Below are some records; give them all again exactly, but not the pictures.

:: Recorded data ::

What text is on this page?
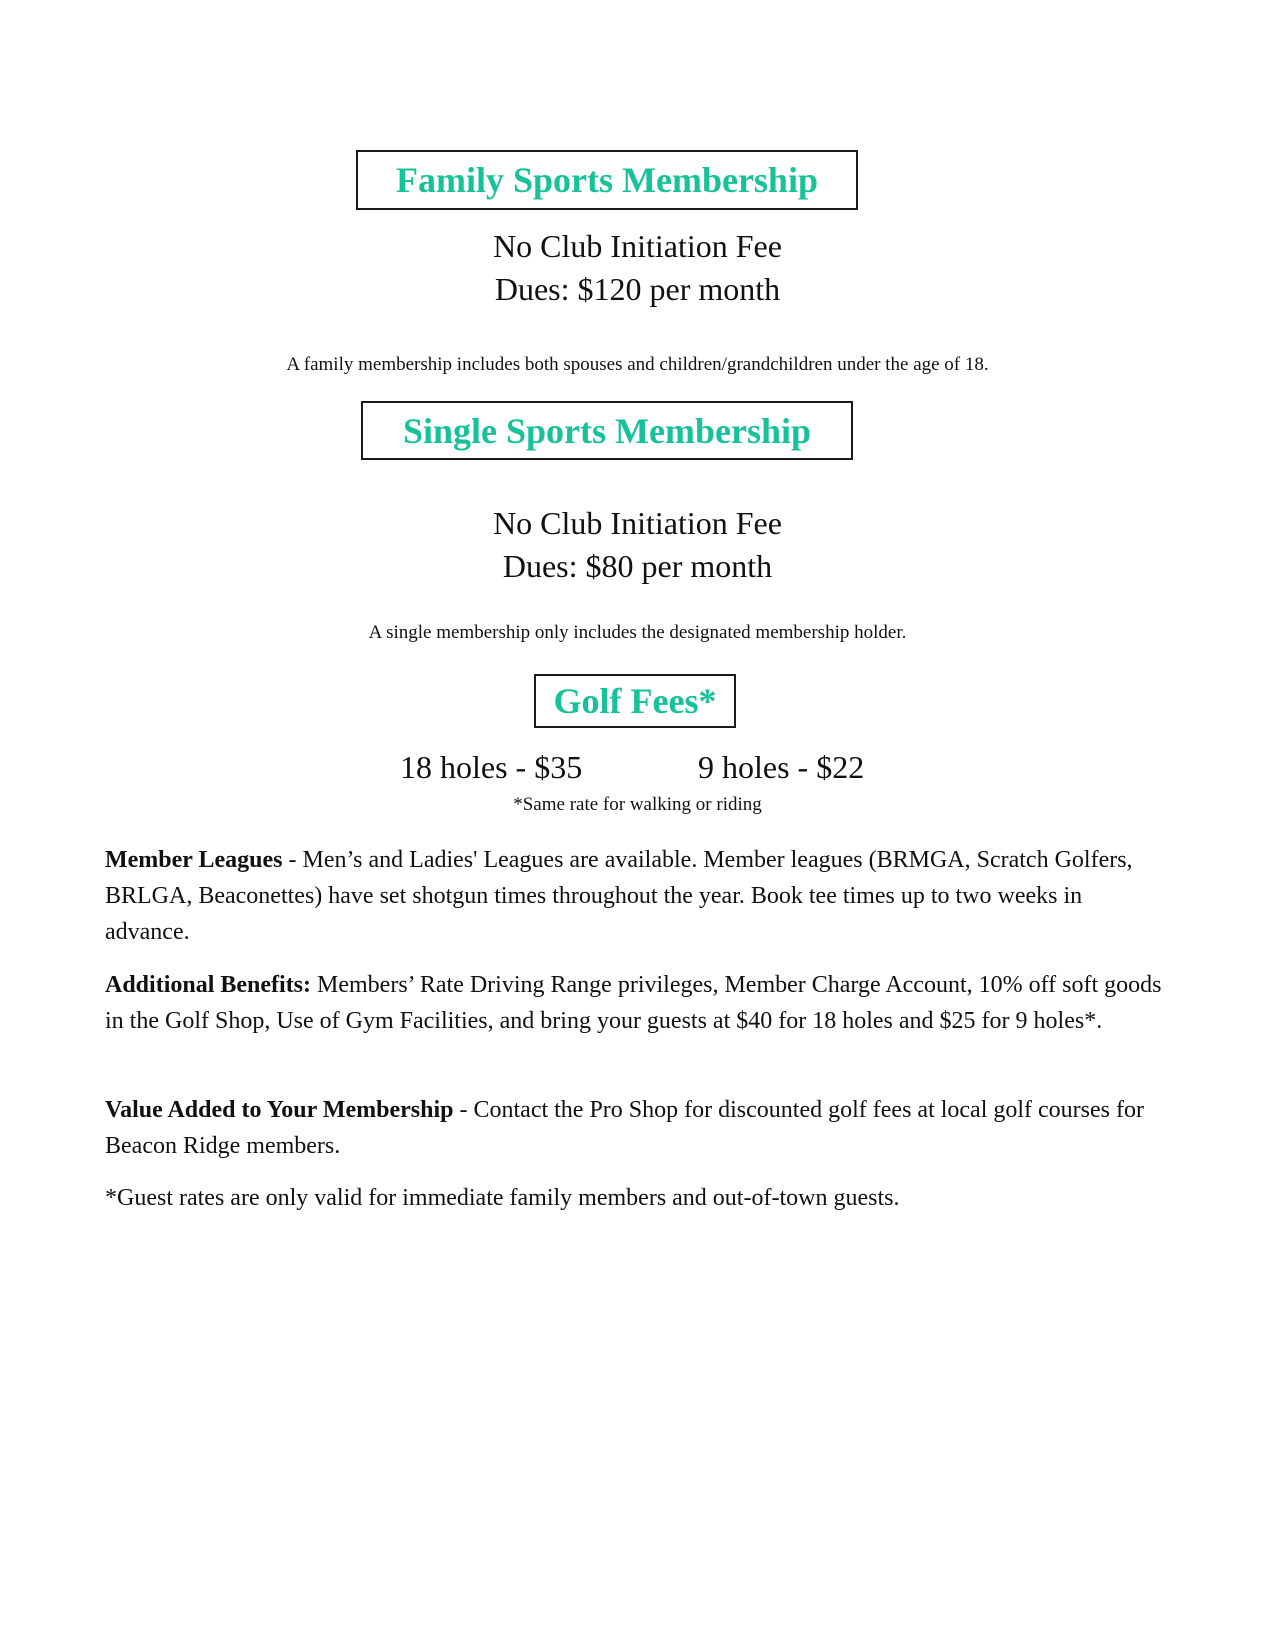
Family Sports Membership
No Club Initiation Fee
Dues: $120 per month
A family membership includes both spouses and children/grandchildren under the age of 18.
Single Sports Membership
No Club Initiation Fee
Dues: $80 per month
A single membership only includes the designated membership holder.
Golf Fees*
18 holes - $35	9 holes - $22
*Same rate for walking or riding

Member Leagues - Men’s and Ladies' Leagues are available. Member leagues (BRMGA, Scratch Golfers, BRLGA, Beaconettes) have set shotgun times throughout the year. Book tee times up to two weeks in advance.

Additional Benefits: Members’ Rate Driving Range privileges, Member Charge Account, 10% off soft goods in the Golf Shop, Use of Gym Facilities, and bring your guests at $40 for 18 holes and $25 for 9 holes*.

Value Added to Your Membership - Contact the Pro Shop for discounted golf fees at local golf courses for Beacon Ridge members.

*Guest rates are only valid for immediate family members and out-of-town guests.
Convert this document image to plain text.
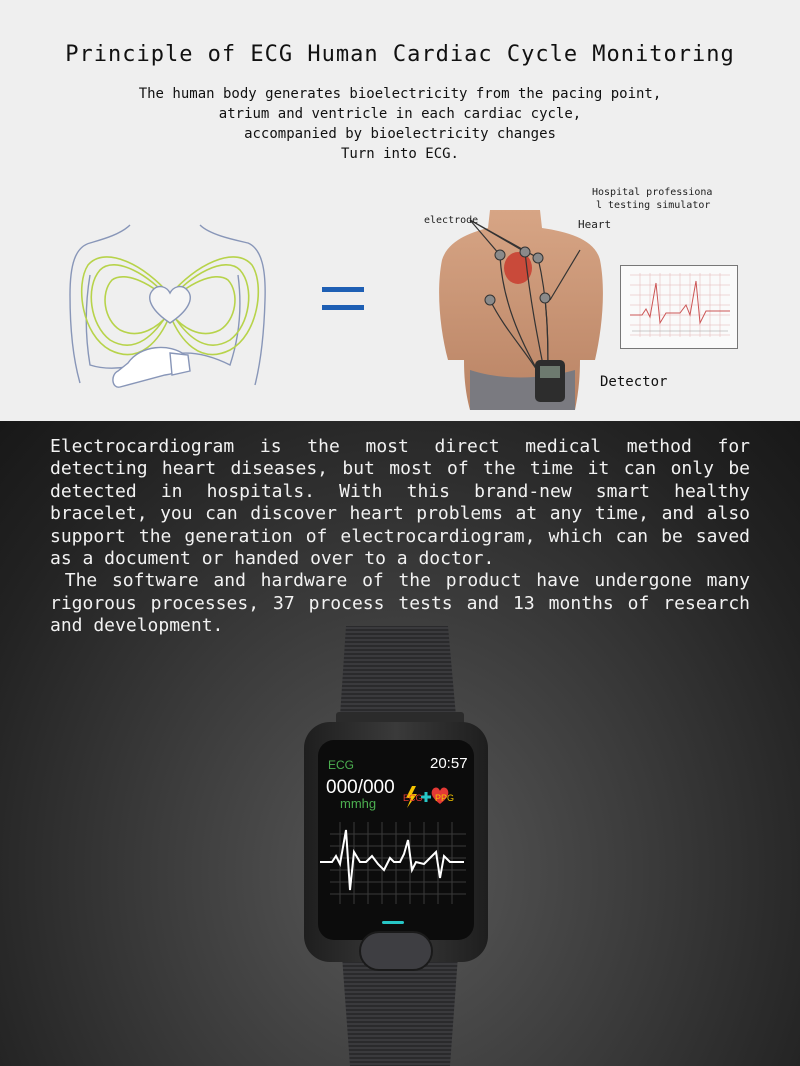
Principle of ECG Human Cardiac Cycle Monitoring
The human body generates bioelectricity from the pacing point,
atrium and ventricle in each cardiac cycle,
accompanied by bioelectricity changes
Turn into ECG.
electrode	Heart
Hospital professiona
l testing simulator
Detector

Electrocardiogram is the most direct medical method for detecting heart diseases, but most of the time it can only be detected in hospitals. With this brand-new smart healthy bracelet, you can discover heart problems at any time, and also support the generation of electrocardiogram, which can be saved as a document or handed over to a doctor.

The software and hardware of the product have undergone many rigorous processes, 37 process tests and 13 months of research and development.

ECG	20:57
000/000
mmhg	ECG PPG
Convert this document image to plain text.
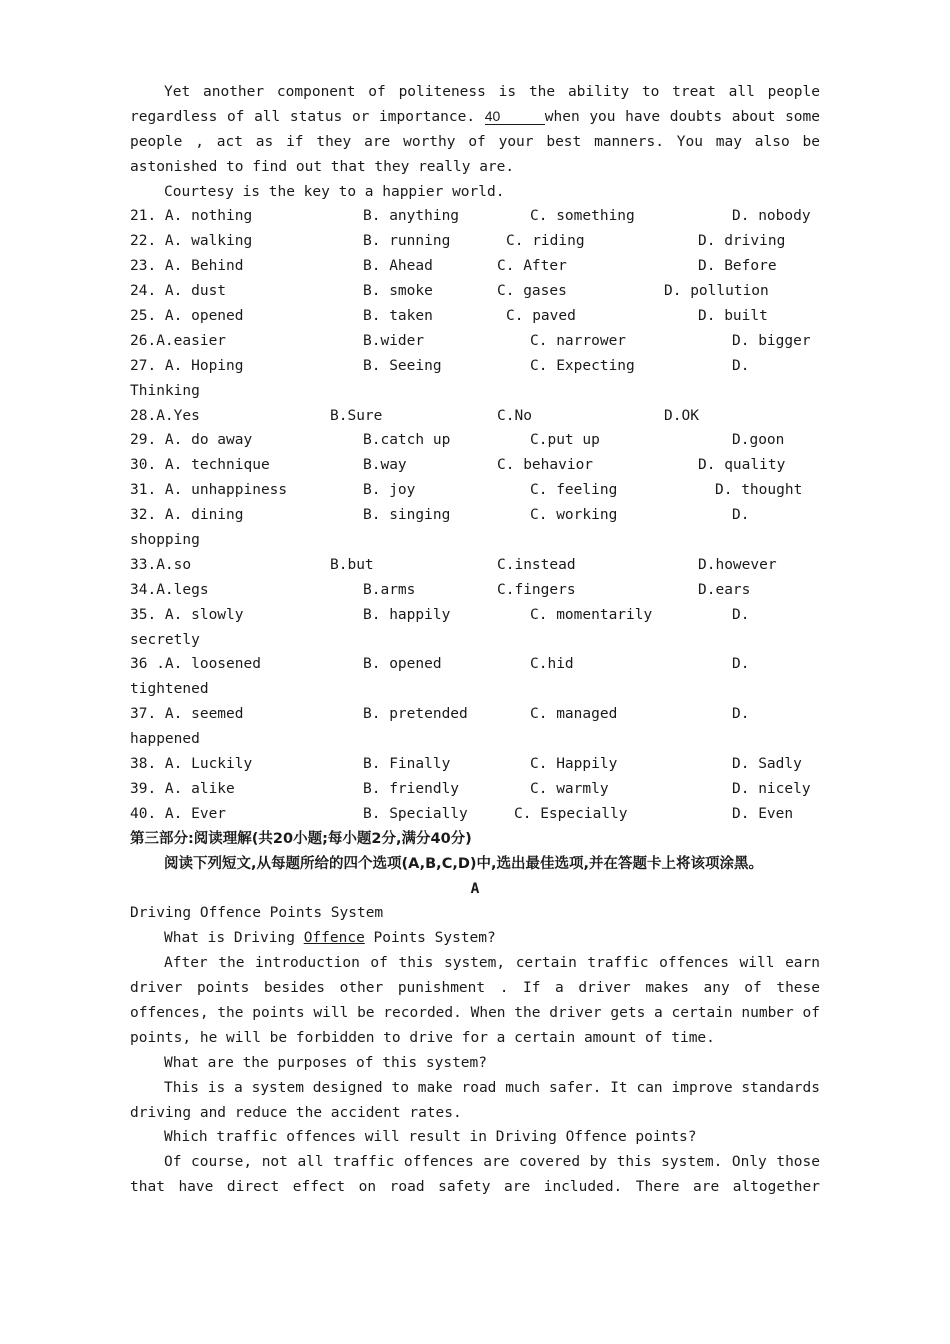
Yet another component of politeness is the ability to treat all people
regardless of all status or importance. 40	when you have doubts about some
people , act as if they are worthy of your best manners. You may also be
astonished to find out that they really are.
Courtesy is the key to a happier world.
21. A. nothing	B. anything	C. something	D. nobody
22. A. walking	B. running	C. riding	D. driving
23. A. Behind	B. Ahead	C. After	D. Before
24. A. dust	B. smoke	C. gases	D. pollution
25. A. opened	B. taken	C. paved	D. built
26.A.easier	B.wider	C. narrower	D. bigger
27. A. Hoping	B. Seeing	C. Expecting	D.
Thinking
28.A.Yes	B.Sure	C.No	D.OK
29. A. do away	B.catch up	C.put up	D.goon
30. A. technique	B.way	C. behavior	D. quality
31. A. unhappiness	B. joy	C. feeling	D. thought
32. A. dining	B. singing	C. working	D.
shopping
33.A.so	B.but	C.instead	D.however
34.A.legs	B.arms	C.fingers	D.ears
35. A. slowly	B. happily	C. momentarily	D.
secretly
36 .A. loosened	B. opened	C.hid	D.
tightened
37. A. seemed	B. pretended	C. managed	D.
happened
38. A. Luckily	B. Finally	C. Happily	D. Sadly
39. A. alike	B. friendly	C. warmly	D. nicely
40. A. Ever	B. Specially	C. Especially	D. Even
第三部分:阅读理解(共20小题;每小题2分,满分40分)
阅读下列短文,从每题所给的四个选项(A,B,C,D)中,选出最佳选项,并在答题卡上将该项涂黑。
A
Driving Offence Points System
What is Driving Offence Points System?
After the introduction of this system, certain traffic offences will earn
driver points besides other punishment . If a driver makes any of these
offences, the points will be recorded. When the driver gets a certain number of
points, he will be forbidden to drive for a certain amount of time.
What are the purposes of this system?
This is a system designed to make road much safer. It can improve standards
driving and reduce the accident rates.
Which traffic offences will result in Driving Offence points?
Of course, not all traffic offences are covered by this system. Only those
that have direct effect on road safety are included. There are altogether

:::

■ Final answer ■
What text is on this page?
Family Sports Membership
No Club Initiation Fee
Dues: $120 per month
A family membership includes both spouses and children/grandchildren under the age of 18.
Single Sports Membership
No Club Initiation Fee
Dues: $80 per month
A single membership only includes the designated membership holder.
Golf Fees*
18 holes - $35	9 holes - $22
*Same rate for walking or riding

Member Leagues - Men’s and Ladies' Leagues are available. Member leagues (BRMGA, Scratch Golfers, BRLGA, Beaconettes) have set shotgun times throughout the year. Book tee times up to two weeks in advance.

Additional Benefits: Members’ Rate Driving Range privileges, Member Charge Account, 10% off soft goods in the Golf Shop, Use of Gym Facilities, and bring your guests at $40 for 18 holes and $25 for 9 holes*.

Value Added to Your Membership - Contact the Pro Shop for discounted golf fees at local golf courses for Beacon Ridge members.

*Guest rates are only valid for immediate family members and out-of-town guests.
Convert this document image to plain text.
Principle of ECG Human Cardiac Cycle Monitoring
The human body generates bioelectricity from the pacing point,
atrium and ventricle in each cardiac cycle,
accompanied by bioelectricity changes
Turn into ECG.
electrode	Heart
Hospital professiona
l testing simulator
Detector

Electrocardiogram is the most direct medical method for detecting heart diseases, but most of the time it can only be detected in hospitals. With this brand-new smart healthy bracelet, you can discover heart problems at any time, and also support the generation of electrocardiogram, which can be saved as a document or handed over to a doctor.

The software and hardware of the product have undergone many rigorous processes, 37 process tests and 13 months of research and development.

ECG	20:57
000/000
mmhg	ECG PPG
Convert this document image to plain text.
Yet another component of politeness is the ability to treat all people
regardless of all status or importance. 40	when you have doubts about some
people , act as if they are worthy of your best manners. You may also be
astonished to find out that they really are.
Courtesy is the key to a happier world.
21. A. nothing	B. anything	C. something	D. nobody
22. A. walking	B. running	C. riding	D. driving
23. A. Behind	B. Ahead	C. After	D. Before
24. A. dust	B. smoke	C. gases	D. pollution
25. A. opened	B. taken	C. paved	D. built
26.A.easier	B.wider	C. narrower	D. bigger
27. A. Hoping	B. Seeing	C. Expecting	D.
Thinking
28.A.Yes	B.Sure	C.No	D.OK
29. A. do away	B.catch up	C.put up	D.goon
30. A. technique	B.way	C. behavior	D. quality
31. A. unhappiness	B. joy	C. feeling	D. thought
32. A. dining	B. singing	C. working	D.
shopping
33.A.so	B.but	C.instead	D.however
34.A.legs	B.arms	C.fingers	D.ears
35. A. slowly	B. happily	C. momentarily	D.
secretly
36 .A. loosened	B. opened	C.hid	D.
tightened
37. A. seemed	B. pretended	C. managed	D.
happened
38. A. Luckily	B. Finally	C. Happily	D. Sadly
39. A. alike	B. friendly	C. warmly	D. nicely
40. A. Ever	B. Specially	C. Especially	D. Even
第三部分:阅读理解(共20小题;每小题2分,满分40分)
阅读下列短文,从每题所给的四个选项(A,B,C,D)中,选出最佳选项,并在答题卡上将该项涂黑。
A
Driving Offence Points System
What is Driving Offence Points System?
After the introduction of this system, certain traffic offences will earn
driver points besides other punishment . If a driver makes any of these
offences, the points will be recorded. When the driver gets a certain number of
points, he will be forbidden to drive for a certain amount of time.
What are the purposes of this system?
This is a system designed to make road much safer. It can improve standards
driving and reduce the accident rates.
Which traffic offences will result in Driving Offence points?
Of course, not all traffic offences are covered by this system. Only those
that have direct effect on road safety are included. There are altogether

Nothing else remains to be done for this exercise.